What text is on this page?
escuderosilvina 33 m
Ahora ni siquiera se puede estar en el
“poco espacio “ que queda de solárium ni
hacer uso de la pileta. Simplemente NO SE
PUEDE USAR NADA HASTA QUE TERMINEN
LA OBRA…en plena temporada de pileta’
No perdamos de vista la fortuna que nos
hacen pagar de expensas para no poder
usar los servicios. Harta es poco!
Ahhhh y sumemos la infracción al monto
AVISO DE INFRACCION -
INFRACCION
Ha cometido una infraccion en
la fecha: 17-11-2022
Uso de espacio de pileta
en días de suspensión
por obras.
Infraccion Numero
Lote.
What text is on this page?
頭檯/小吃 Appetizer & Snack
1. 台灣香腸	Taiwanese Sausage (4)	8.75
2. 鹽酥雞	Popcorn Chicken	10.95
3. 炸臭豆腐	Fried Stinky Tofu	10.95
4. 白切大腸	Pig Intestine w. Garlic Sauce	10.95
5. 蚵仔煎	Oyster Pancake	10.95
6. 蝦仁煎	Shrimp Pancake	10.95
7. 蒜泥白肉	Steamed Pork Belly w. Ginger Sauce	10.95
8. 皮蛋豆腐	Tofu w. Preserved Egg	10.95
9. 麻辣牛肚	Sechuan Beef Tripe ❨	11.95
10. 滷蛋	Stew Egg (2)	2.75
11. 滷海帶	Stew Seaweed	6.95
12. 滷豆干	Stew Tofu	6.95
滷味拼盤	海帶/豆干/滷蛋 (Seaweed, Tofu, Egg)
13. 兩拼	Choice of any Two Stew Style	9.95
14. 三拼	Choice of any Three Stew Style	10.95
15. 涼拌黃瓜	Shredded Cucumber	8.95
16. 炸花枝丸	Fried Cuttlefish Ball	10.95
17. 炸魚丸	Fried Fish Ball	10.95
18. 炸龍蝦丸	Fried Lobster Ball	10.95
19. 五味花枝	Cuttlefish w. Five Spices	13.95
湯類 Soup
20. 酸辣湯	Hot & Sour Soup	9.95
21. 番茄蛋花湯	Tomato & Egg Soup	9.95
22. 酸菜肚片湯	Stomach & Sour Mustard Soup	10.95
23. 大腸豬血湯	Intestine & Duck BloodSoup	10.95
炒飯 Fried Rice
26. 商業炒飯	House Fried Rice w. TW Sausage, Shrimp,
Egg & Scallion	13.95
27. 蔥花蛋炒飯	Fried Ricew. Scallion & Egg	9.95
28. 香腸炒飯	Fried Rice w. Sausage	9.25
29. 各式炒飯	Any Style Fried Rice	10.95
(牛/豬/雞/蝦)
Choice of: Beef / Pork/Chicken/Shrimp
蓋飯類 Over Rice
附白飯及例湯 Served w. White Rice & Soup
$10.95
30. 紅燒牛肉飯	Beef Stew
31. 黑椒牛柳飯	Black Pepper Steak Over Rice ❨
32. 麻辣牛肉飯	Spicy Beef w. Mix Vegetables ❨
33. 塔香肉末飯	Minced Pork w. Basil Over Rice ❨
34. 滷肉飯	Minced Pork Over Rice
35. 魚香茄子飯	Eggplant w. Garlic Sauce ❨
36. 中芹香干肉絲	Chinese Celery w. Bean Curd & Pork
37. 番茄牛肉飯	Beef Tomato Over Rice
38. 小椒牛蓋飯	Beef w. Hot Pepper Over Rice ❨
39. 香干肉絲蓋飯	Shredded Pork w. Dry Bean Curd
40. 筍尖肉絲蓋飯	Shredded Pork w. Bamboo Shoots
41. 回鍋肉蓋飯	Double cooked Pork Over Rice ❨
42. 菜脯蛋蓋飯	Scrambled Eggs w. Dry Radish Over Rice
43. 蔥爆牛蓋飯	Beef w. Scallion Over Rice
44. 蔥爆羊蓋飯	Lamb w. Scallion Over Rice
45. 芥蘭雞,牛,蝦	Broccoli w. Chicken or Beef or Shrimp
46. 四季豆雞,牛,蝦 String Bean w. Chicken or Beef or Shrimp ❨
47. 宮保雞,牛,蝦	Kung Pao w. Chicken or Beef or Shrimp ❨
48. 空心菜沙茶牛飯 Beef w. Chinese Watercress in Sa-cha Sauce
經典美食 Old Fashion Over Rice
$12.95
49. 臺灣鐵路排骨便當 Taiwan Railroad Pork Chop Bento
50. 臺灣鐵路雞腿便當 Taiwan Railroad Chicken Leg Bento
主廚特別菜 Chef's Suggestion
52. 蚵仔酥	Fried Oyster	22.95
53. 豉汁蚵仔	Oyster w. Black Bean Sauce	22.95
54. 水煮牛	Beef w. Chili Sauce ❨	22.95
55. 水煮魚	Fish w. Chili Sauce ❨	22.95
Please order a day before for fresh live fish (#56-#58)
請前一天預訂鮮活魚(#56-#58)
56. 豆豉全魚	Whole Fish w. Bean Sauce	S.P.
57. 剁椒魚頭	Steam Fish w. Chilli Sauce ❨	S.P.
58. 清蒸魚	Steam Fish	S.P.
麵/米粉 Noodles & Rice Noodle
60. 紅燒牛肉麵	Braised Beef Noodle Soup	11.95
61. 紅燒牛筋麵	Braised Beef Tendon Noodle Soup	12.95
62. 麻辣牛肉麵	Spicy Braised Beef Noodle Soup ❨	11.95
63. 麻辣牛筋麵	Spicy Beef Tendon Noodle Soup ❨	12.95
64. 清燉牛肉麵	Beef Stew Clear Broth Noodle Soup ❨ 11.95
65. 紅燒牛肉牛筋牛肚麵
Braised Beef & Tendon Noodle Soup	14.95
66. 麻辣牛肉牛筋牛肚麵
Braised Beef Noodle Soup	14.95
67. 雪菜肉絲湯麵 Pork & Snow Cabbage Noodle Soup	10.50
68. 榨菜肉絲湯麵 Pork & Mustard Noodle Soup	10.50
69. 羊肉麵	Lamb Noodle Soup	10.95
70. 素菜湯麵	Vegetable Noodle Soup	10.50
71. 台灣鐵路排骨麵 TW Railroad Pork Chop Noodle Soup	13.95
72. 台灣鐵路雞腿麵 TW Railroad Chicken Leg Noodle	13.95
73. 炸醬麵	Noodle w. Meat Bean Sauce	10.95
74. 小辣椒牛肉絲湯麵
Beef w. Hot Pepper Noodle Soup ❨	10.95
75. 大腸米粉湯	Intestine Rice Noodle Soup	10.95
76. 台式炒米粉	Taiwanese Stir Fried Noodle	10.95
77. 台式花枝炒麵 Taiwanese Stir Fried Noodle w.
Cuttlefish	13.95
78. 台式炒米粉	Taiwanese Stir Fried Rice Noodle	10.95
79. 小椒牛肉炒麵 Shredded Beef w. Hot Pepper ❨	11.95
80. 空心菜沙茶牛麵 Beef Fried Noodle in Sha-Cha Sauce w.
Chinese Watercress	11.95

********

**WHAT TO WORK ON**
Each line of the material above must be retyped precisely.

**THE COMPLETED TASK**
What text is on this page?
escuderosilvina 33 m
Ahora ni siquiera se puede estar en el
“poco espacio “ que queda de solárium ni
hacer uso de la pileta. Simplemente NO SE
PUEDE USAR NADA HASTA QUE TERMINEN
LA OBRA…en plena temporada de pileta’
No perdamos de vista la fortuna que nos
hacen pagar de expensas para no poder
usar los servicios. Harta es poco!
Ahhhh y sumemos la infracción al monto
AVISO DE INFRACCION -
INFRACCION
Ha cometido una infraccion en
la fecha: 17-11-2022
Uso de espacio de pileta
en días de suspensión
por obras.
Infraccion Numero
Lote.
What text is on this page?
頭檯/小吃 Appetizer & Snack
1. 台灣香腸	Taiwanese Sausage (4)	8.75
2. 鹽酥雞	Popcorn Chicken	10.95
3. 炸臭豆腐	Fried Stinky Tofu	10.95
4. 白切大腸	Pig Intestine w. Garlic Sauce	10.95
5. 蚵仔煎	Oyster Pancake	10.95
6. 蝦仁煎	Shrimp Pancake	10.95
7. 蒜泥白肉	Steamed Pork Belly w. Ginger Sauce	10.95
8. 皮蛋豆腐	Tofu w. Preserved Egg	10.95
9. 麻辣牛肚	Sechuan Beef Tripe ❨	11.95
10. 滷蛋	Stew Egg (2)	2.75
11. 滷海帶	Stew Seaweed	6.95
12. 滷豆干	Stew Tofu	6.95
滷味拼盤	海帶/豆干/滷蛋 (Seaweed, Tofu, Egg)
13. 兩拼	Choice of any Two Stew Style	9.95
14. 三拼	Choice of any Three Stew Style	10.95
15. 涼拌黃瓜	Shredded Cucumber	8.95
16. 炸花枝丸	Fried Cuttlefish Ball	10.95
17. 炸魚丸	Fried Fish Ball	10.95
18. 炸龍蝦丸	Fried Lobster Ball	10.95
19. 五味花枝	Cuttlefish w. Five Spices	13.95
湯類 Soup
20. 酸辣湯	Hot & Sour Soup	9.95
21. 番茄蛋花湯	Tomato & Egg Soup	9.95
22. 酸菜肚片湯	Stomach & Sour Mustard Soup	10.95
23. 大腸豬血湯	Intestine & Duck BloodSoup	10.95
炒飯 Fried Rice
26. 商業炒飯	House Fried Rice w. TW Sausage, Shrimp,
Egg & Scallion	13.95
27. 蔥花蛋炒飯	Fried Ricew. Scallion & Egg	9.95
28. 香腸炒飯	Fried Rice w. Sausage	9.25
29. 各式炒飯	Any Style Fried Rice	10.95
(牛/豬/雞/蝦)
Choice of: Beef / Pork/Chicken/Shrimp
蓋飯類 Over Rice
附白飯及例湯 Served w. White Rice & Soup
$10.95
30. 紅燒牛肉飯	Beef Stew
31. 黑椒牛柳飯	Black Pepper Steak Over Rice ❨
32. 麻辣牛肉飯	Spicy Beef w. Mix Vegetables ❨
33. 塔香肉末飯	Minced Pork w. Basil Over Rice ❨
34. 滷肉飯	Minced Pork Over Rice
35. 魚香茄子飯	Eggplant w. Garlic Sauce ❨
36. 中芹香干肉絲	Chinese Celery w. Bean Curd & Pork
37. 番茄牛肉飯	Beef Tomato Over Rice
38. 小椒牛蓋飯	Beef w. Hot Pepper Over Rice ❨
39. 香干肉絲蓋飯	Shredded Pork w. Dry Bean Curd
40. 筍尖肉絲蓋飯	Shredded Pork w. Bamboo Shoots
41. 回鍋肉蓋飯	Double cooked Pork Over Rice ❨
42. 菜脯蛋蓋飯	Scrambled Eggs w. Dry Radish Over Rice
43. 蔥爆牛蓋飯	Beef w. Scallion Over Rice
44. 蔥爆羊蓋飯	Lamb w. Scallion Over Rice
45. 芥蘭雞,牛,蝦	Broccoli w. Chicken or Beef or Shrimp
46. 四季豆雞,牛,蝦 String Bean w. Chicken or Beef or Shrimp ❨
47. 宮保雞,牛,蝦	Kung Pao w. Chicken or Beef or Shrimp ❨
48. 空心菜沙茶牛飯 Beef w. Chinese Watercress in Sa-cha Sauce
經典美食 Old Fashion Over Rice
$12.95
49. 臺灣鐵路排骨便當 Taiwan Railroad Pork Chop Bento
50. 臺灣鐵路雞腿便當 Taiwan Railroad Chicken Leg Bento
主廚特別菜 Chef's Suggestion
52. 蚵仔酥	Fried Oyster	22.95
53. 豉汁蚵仔	Oyster w. Black Bean Sauce	22.95
54. 水煮牛	Beef w. Chili Sauce ❨	22.95
55. 水煮魚	Fish w. Chili Sauce ❨	22.95
Please order a day before for fresh live fish (#56-#58)
請前一天預訂鮮活魚(#56-#58)
56. 豆豉全魚	Whole Fish w. Bean Sauce	S.P.
57. 剁椒魚頭	Steam Fish w. Chilli Sauce ❨	S.P.
58. 清蒸魚	Steam Fish	S.P.
麵/米粉 Noodles & Rice Noodle
60. 紅燒牛肉麵	Braised Beef Noodle Soup	11.95
61. 紅燒牛筋麵	Braised Beef Tendon Noodle Soup	12.95
62. 麻辣牛肉麵	Spicy Braised Beef Noodle Soup ❨	11.95
63. 麻辣牛筋麵	Spicy Beef Tendon Noodle Soup ❨	12.95
64. 清燉牛肉麵	Beef Stew Clear Broth Noodle Soup ❨ 11.95
65. 紅燒牛肉牛筋牛肚麵
Braised Beef & Tendon Noodle Soup	14.95
66. 麻辣牛肉牛筋牛肚麵
Braised Beef Noodle Soup	14.95
67. 雪菜肉絲湯麵 Pork & Snow Cabbage Noodle Soup	10.50
68. 榨菜肉絲湯麵 Pork & Mustard Noodle Soup	10.50
69. 羊肉麵	Lamb Noodle Soup	10.95
70. 素菜湯麵	Vegetable Noodle Soup	10.50
71. 台灣鐵路排骨麵 TW Railroad Pork Chop Noodle Soup	13.95
72. 台灣鐵路雞腿麵 TW Railroad Chicken Leg Noodle	13.95
73. 炸醬麵	Noodle w. Meat Bean Sauce	10.95
74. 小辣椒牛肉絲湯麵
Beef w. Hot Pepper Noodle Soup ❨	10.95
75. 大腸米粉湯	Intestine Rice Noodle Soup	10.95
76. 台式炒米粉	Taiwanese Stir Fried Noodle	10.95
77. 台式花枝炒麵 Taiwanese Stir Fried Noodle w.
Cuttlefish	13.95
78. 台式炒米粉	Taiwanese Stir Fried Rice Noodle	10.95
79. 小椒牛肉炒麵 Shredded Beef w. Hot Pepper ❨	11.95
80. 空心菜沙茶牛麵 Beef Fried Noodle in Sha-Cha Sauce w.
Chinese Watercress	11.95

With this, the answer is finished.